Information shown:

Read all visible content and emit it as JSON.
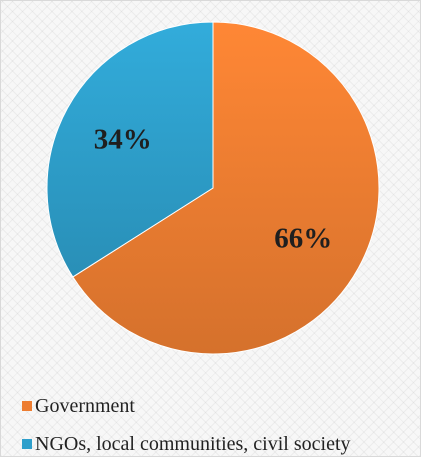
{
  "chart_data": {
    "type": "pie",
    "title": "",
    "slices": [
      {
        "label": "Government",
        "value": 66,
        "display": "66%",
        "color": "#ED7D31"
      },
      {
        "label": "NGOs, local communities, civil society",
        "value": 34,
        "display": "34%",
        "color": "#2E9FCB"
      }
    ],
    "legend_position": "bottom-left",
    "start": "top",
    "direction": "clockwise"
  }
}
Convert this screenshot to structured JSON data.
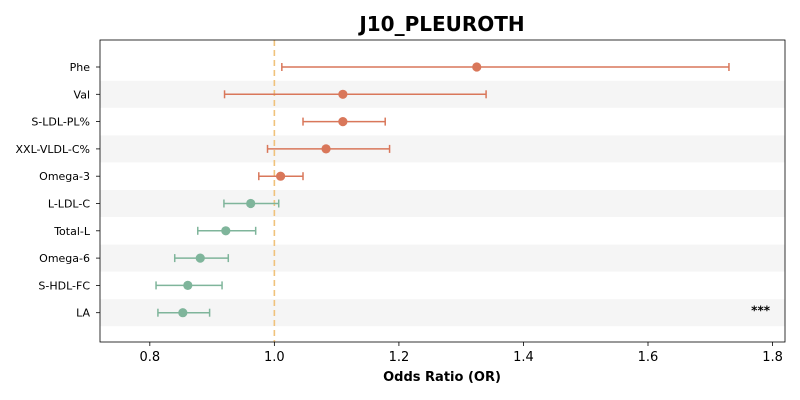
{
  "chart_data": {
    "type": "forest",
    "title": "J10_PLEUROTH",
    "xlabel": "Odds Ratio (OR)",
    "xlim": [
      0.72,
      1.82
    ],
    "xticks": [
      0.8,
      1.0,
      1.2,
      1.4,
      1.6,
      1.8
    ],
    "xtick_labels": [
      "0.8",
      "1.0",
      "1.2",
      "1.4",
      "1.6",
      "1.8"
    ],
    "reference_line": 1.0,
    "colors": {
      "positive": "#d9775a",
      "negative": "#7fb59b",
      "reference": "#f0c27b",
      "band": "#f5f5f5"
    },
    "series": [
      {
        "label": "Phe",
        "or": 1.325,
        "lower": 1.012,
        "upper": 1.73,
        "direction": "positive",
        "annotation": ""
      },
      {
        "label": "Val",
        "or": 1.11,
        "lower": 0.92,
        "upper": 1.34,
        "direction": "positive",
        "annotation": ""
      },
      {
        "label": "S-LDL-PL%",
        "or": 1.11,
        "lower": 1.046,
        "upper": 1.178,
        "direction": "positive",
        "annotation": ""
      },
      {
        "label": "XXL-VLDL-C%",
        "or": 1.083,
        "lower": 0.989,
        "upper": 1.185,
        "direction": "positive",
        "annotation": ""
      },
      {
        "label": "Omega-3",
        "or": 1.01,
        "lower": 0.975,
        "upper": 1.046,
        "direction": "positive",
        "annotation": ""
      },
      {
        "label": "L-LDL-C",
        "or": 0.962,
        "lower": 0.919,
        "upper": 1.007,
        "direction": "negative",
        "annotation": ""
      },
      {
        "label": "Total-L",
        "or": 0.922,
        "lower": 0.877,
        "upper": 0.97,
        "direction": "negative",
        "annotation": ""
      },
      {
        "label": "Omega-6",
        "or": 0.881,
        "lower": 0.84,
        "upper": 0.926,
        "direction": "negative",
        "annotation": ""
      },
      {
        "label": "S-HDL-FC",
        "or": 0.861,
        "lower": 0.81,
        "upper": 0.916,
        "direction": "negative",
        "annotation": ""
      },
      {
        "label": "LA",
        "or": 0.853,
        "lower": 0.813,
        "upper": 0.896,
        "direction": "negative",
        "annotation": "***"
      }
    ]
  }
}
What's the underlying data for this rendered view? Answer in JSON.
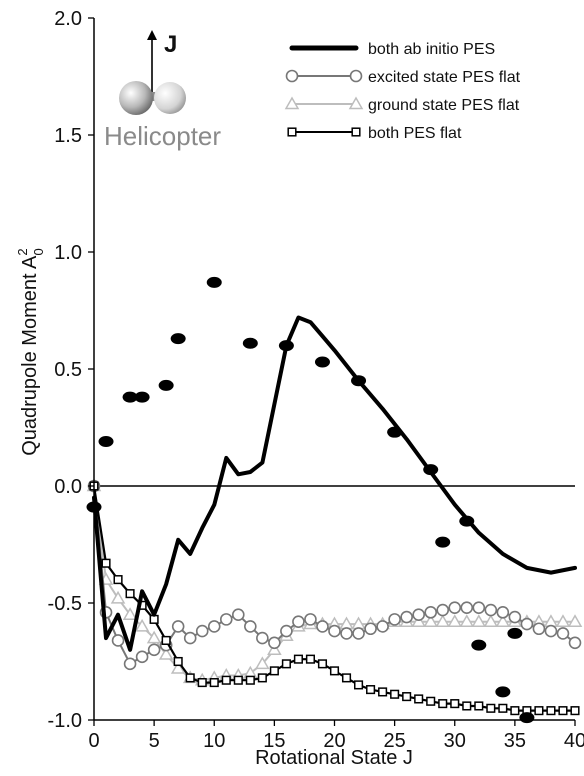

Problem to work on:
Report every line containing the word "lower" from the listing above.

Written reply:
        "lower": 1.012,
        "lower": 0.92,
        "lower": 1.046,
        "lower": 0.989,
        "lower": 0.975,
        "lower": 0.919,
        "lower": 0.877,
        "lower": 0.84,
        "lower": 0.81,
        "lower": 0.813,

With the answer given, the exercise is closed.